Filter the entries and keep only the lines where the string "JSON" appears.

......

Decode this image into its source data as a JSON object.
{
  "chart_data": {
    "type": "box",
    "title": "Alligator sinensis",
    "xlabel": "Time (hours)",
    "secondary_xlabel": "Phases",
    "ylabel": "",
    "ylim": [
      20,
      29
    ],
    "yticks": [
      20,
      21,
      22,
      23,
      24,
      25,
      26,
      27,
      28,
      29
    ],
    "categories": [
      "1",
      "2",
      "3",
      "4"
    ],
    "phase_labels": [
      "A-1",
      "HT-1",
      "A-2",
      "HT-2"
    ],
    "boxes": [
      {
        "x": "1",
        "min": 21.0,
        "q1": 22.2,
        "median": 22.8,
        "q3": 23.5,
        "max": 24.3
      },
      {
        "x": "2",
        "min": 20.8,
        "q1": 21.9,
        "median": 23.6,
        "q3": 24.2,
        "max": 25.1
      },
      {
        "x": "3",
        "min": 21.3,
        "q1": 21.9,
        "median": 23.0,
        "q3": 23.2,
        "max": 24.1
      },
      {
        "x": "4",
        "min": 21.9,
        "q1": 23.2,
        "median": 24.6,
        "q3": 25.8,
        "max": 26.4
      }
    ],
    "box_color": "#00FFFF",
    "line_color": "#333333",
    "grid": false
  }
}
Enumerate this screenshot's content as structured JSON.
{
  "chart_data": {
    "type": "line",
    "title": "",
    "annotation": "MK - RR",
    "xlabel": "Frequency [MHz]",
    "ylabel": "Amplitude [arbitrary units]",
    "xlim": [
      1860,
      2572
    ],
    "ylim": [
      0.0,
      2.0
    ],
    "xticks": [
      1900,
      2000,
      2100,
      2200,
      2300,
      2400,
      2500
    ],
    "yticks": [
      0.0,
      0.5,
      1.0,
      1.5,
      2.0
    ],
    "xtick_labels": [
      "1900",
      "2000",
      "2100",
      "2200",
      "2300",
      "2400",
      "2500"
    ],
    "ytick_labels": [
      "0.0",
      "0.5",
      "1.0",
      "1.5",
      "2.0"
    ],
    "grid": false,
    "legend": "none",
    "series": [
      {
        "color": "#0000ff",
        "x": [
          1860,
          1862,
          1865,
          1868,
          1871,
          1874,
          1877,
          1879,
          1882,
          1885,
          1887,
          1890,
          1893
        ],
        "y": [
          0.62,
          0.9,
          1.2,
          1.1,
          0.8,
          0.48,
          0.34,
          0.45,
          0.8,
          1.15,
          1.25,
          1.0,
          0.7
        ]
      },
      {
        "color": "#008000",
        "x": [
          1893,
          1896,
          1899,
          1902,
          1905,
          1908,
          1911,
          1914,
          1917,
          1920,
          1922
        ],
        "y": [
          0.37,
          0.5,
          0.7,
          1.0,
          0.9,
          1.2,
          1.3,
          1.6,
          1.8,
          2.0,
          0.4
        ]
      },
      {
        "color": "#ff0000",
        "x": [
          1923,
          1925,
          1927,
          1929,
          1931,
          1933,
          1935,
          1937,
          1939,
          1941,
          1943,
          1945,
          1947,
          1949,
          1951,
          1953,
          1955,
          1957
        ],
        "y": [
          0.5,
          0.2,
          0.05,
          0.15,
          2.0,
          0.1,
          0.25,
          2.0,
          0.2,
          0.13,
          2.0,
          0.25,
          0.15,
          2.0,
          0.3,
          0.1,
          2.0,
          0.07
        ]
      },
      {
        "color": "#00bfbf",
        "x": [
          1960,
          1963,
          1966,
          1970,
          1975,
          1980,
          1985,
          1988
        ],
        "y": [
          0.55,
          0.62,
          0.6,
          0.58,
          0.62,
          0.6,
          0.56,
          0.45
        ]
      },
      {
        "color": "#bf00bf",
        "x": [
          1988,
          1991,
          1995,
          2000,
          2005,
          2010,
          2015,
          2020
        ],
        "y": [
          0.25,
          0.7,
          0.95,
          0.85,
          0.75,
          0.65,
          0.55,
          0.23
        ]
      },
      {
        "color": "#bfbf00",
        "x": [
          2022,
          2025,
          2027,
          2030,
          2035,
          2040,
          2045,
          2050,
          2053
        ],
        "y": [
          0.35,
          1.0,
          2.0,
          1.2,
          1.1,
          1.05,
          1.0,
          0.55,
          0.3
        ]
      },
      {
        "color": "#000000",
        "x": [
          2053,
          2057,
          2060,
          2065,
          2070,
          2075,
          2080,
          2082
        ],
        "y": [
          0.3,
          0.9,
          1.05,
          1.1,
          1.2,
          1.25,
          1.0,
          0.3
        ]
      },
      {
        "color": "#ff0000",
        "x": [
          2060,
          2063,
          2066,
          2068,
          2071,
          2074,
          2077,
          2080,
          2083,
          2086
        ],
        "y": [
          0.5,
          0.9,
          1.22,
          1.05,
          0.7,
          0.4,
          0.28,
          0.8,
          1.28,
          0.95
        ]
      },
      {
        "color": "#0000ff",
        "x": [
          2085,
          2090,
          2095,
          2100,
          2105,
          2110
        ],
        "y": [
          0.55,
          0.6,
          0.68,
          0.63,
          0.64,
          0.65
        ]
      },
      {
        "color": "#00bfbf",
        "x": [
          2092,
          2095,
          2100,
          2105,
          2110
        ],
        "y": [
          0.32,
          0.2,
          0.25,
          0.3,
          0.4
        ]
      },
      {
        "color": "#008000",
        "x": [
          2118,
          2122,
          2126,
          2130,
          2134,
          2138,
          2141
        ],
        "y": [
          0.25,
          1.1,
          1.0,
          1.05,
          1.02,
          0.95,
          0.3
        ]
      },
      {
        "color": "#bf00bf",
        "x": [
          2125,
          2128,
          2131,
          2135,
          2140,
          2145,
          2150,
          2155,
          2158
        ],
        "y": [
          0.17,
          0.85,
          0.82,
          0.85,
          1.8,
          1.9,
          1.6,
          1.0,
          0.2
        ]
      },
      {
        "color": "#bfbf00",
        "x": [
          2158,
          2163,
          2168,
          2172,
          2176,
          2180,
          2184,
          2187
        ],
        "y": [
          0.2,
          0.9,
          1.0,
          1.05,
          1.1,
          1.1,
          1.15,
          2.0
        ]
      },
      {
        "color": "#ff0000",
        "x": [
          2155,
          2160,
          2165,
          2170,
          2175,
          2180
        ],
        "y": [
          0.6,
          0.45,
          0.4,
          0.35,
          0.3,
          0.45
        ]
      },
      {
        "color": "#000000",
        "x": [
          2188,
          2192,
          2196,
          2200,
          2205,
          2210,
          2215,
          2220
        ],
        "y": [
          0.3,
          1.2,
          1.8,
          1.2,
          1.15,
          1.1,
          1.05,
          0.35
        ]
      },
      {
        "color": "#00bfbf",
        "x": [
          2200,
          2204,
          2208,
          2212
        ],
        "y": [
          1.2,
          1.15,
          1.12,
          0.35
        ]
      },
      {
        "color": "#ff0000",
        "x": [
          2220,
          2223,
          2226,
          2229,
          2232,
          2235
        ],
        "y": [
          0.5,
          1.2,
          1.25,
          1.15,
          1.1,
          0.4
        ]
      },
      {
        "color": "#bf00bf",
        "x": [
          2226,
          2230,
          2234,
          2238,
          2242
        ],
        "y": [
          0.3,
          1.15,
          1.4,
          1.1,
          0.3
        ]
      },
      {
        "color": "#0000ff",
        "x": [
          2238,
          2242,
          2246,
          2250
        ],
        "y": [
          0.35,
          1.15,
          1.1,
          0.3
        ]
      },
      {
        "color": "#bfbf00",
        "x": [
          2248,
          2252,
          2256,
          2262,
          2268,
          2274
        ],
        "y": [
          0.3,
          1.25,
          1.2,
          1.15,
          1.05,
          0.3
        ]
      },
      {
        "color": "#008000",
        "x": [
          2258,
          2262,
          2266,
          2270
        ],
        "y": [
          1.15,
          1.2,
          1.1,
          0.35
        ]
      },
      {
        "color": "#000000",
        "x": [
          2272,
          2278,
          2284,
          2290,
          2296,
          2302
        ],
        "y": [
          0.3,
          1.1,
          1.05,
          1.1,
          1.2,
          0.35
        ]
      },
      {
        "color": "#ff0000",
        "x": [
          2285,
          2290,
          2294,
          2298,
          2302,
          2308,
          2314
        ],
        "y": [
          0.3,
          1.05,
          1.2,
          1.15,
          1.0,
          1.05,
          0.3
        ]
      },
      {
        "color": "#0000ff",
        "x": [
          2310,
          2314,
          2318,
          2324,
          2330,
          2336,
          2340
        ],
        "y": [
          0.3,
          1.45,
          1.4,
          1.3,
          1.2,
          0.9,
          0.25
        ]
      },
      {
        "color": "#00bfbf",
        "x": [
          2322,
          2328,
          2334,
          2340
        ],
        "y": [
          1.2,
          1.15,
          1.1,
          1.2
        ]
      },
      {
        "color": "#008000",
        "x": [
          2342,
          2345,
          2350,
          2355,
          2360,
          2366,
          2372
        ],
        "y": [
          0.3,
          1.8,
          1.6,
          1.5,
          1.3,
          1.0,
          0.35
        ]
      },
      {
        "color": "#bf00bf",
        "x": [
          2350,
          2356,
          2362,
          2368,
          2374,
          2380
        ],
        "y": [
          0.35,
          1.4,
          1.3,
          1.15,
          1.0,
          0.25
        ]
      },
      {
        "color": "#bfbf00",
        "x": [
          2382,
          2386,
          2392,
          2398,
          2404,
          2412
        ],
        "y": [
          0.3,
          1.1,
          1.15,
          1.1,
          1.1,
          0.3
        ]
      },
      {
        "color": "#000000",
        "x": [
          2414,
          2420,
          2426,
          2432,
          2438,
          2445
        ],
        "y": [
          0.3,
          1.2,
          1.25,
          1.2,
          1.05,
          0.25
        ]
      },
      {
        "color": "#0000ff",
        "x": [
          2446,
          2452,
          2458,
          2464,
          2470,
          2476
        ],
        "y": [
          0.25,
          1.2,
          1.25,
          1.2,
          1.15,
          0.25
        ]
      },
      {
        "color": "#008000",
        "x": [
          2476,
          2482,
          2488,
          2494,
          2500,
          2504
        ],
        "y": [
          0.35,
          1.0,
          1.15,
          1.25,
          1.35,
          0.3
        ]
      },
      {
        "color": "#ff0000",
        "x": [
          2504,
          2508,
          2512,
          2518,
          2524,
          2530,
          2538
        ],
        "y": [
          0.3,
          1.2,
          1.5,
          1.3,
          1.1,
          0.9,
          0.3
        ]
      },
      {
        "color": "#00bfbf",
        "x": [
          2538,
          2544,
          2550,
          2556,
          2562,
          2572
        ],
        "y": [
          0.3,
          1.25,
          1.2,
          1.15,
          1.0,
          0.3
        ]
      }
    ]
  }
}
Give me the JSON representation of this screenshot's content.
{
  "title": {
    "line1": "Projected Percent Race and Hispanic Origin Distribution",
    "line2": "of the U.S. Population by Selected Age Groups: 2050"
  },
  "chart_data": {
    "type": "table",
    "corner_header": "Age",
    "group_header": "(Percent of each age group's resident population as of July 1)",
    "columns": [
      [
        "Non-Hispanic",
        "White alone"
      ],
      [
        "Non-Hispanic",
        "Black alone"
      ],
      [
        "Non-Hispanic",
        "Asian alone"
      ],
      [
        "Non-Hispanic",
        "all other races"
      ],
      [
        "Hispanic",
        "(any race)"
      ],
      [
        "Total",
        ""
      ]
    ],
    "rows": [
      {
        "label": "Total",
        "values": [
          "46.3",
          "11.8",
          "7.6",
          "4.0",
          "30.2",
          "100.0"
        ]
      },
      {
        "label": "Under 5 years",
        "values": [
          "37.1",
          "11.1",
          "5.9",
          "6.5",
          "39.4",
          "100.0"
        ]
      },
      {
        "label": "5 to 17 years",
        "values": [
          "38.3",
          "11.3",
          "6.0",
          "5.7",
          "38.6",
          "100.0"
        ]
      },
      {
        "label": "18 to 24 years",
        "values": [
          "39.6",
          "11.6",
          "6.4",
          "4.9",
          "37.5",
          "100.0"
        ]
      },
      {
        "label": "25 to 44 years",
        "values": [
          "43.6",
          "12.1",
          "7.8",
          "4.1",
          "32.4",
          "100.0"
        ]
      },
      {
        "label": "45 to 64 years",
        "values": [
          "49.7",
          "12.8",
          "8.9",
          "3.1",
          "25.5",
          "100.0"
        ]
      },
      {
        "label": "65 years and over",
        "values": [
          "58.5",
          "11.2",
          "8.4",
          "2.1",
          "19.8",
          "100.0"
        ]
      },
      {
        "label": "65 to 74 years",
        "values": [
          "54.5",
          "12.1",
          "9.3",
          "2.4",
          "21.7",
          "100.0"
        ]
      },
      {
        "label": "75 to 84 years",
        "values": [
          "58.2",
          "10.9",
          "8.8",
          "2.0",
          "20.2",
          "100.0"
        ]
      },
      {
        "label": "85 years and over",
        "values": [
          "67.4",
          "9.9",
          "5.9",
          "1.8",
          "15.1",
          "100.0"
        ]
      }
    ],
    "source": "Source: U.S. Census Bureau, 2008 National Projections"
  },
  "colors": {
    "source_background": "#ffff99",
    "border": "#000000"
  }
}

......

Task result:
Decode this image into its source data as a JSON object.
Enumerate this screenshot's content as structured JSON.
Give me the JSON representation of this screenshot's content.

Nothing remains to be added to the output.